→ **Exercise**
Write out all the entries word for word, but skip any images.
## START Task data
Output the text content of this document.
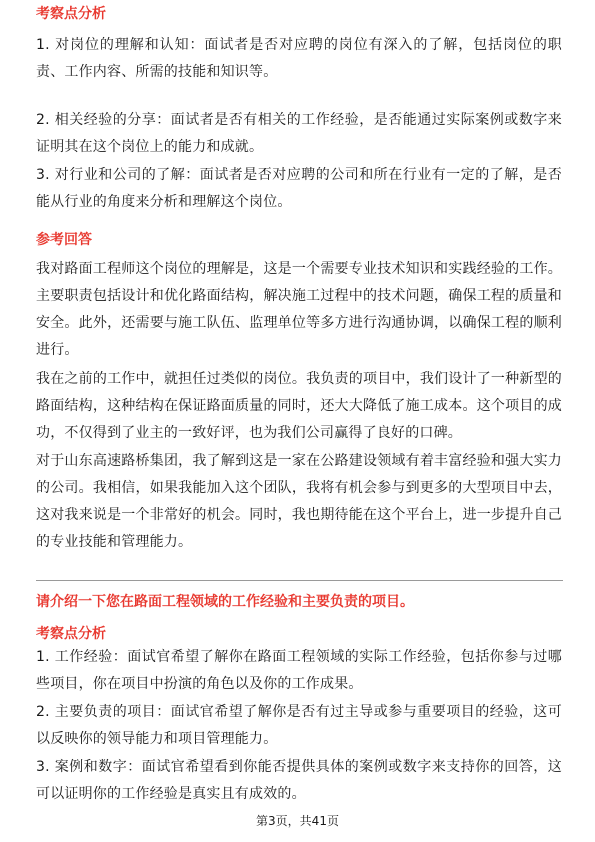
考察点分析

1. 对岗位的理解和认知：面试者是否对应聘的岗位有深入的了解，包括岗位的职责、工作内容、所需的技能和知识等。

2. 相关经验的分享：面试者是否有相关的工作经验，是否能通过实际案例或数字来证明其在这个岗位上的能力和成就。

3. 对行业和公司的了解：面试者是否对应聘的公司和所在行业有一定的了解，是否能从行业的角度来分析和理解这个岗位。

参考回答

我对路面工程师这个岗位的理解是，这是一个需要专业技术知识和实践经验的工作。主要职责包括设计和优化路面结构，解决施工过程中的技术问题，确保工程的质量和安全。此外，还需要与施工队伍、监理单位等多方进行沟通协调，以确保工程的顺利进行。

我在之前的工作中，就担任过类似的岗位。我负责的项目中，我们设计了一种新型的路面结构，这种结构在保证路面质量的同时，还大大降低了施工成本。这个项目的成功，不仅得到了业主的一致好评，也为我们公司赢得了良好的口碑。

对于山东高速路桥集团，我了解到这是一家在公路建设领域有着丰富经验和强大实力的公司。我相信，如果我能加入这个团队，我将有机会参与到更多的大型项目中去，这对我来说是一个非常好的机会。同时，我也期待能在这个平台上，进一步提升自己的专业技能和管理能力。

请介绍一下您在路面工程领域的工作经验和主要负责的项目。
考察点分析

1. 工作经验：面试官希望了解你在路面工程领域的实际工作经验，包括你参与过哪些项目，你在项目中扮演的角色以及你的工作成果。

2. 主要负责的项目：面试官希望了解你是否有过主导或参与重要项目的经验，这可以反映你的领导能力和项目管理能力。

3. 案例和数字：面试官希望看到你能否提供具体的案例或数字来支持你的回答，这可以证明你的工作经验是真实且有成效的。

第3页，共41页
## END Task data
→ **Output**
Output the text content of this document.
考察点分析

1. 对岗位的理解和认知：面试者是否对应聘的岗位有深入的了解，包括岗位的职责、工作内容、所需的技能和知识等。

2. 相关经验的分享：面试者是否有相关的工作经验，是否能通过实际案例或数字来证明其在这个岗位上的能力和成就。

3. 对行业和公司的了解：面试者是否对应聘的公司和所在行业有一定的了解，是否能从行业的角度来分析和理解这个岗位。

参考回答

我对路面工程师这个岗位的理解是，这是一个需要专业技术知识和实践经验的工作。主要职责包括设计和优化路面结构，解决施工过程中的技术问题，确保工程的质量和安全。此外，还需要与施工队伍、监理单位等多方进行沟通协调，以确保工程的顺利进行。

我在之前的工作中，就担任过类似的岗位。我负责的项目中，我们设计了一种新型的路面结构，这种结构在保证路面质量的同时，还大大降低了施工成本。这个项目的成功，不仅得到了业主的一致好评，也为我们公司赢得了良好的口碑。

对于山东高速路桥集团，我了解到这是一家在公路建设领域有着丰富经验和强大实力的公司。我相信，如果我能加入这个团队，我将有机会参与到更多的大型项目中去，这对我来说是一个非常好的机会。同时，我也期待能在这个平台上，进一步提升自己的专业技能和管理能力。

请介绍一下您在路面工程领域的工作经验和主要负责的项目。
考察点分析

1. 工作经验：面试官希望了解你在路面工程领域的实际工作经验，包括你参与过哪些项目，你在项目中扮演的角色以及你的工作成果。

2. 主要负责的项目：面试官希望了解你是否有过主导或参与重要项目的经验，这可以反映你的领导能力和项目管理能力。

3. 案例和数字：面试官希望看到你能否提供具体的案例或数字来支持你的回答，这可以证明你的工作经验是真实且有成效的。

第3页，共41页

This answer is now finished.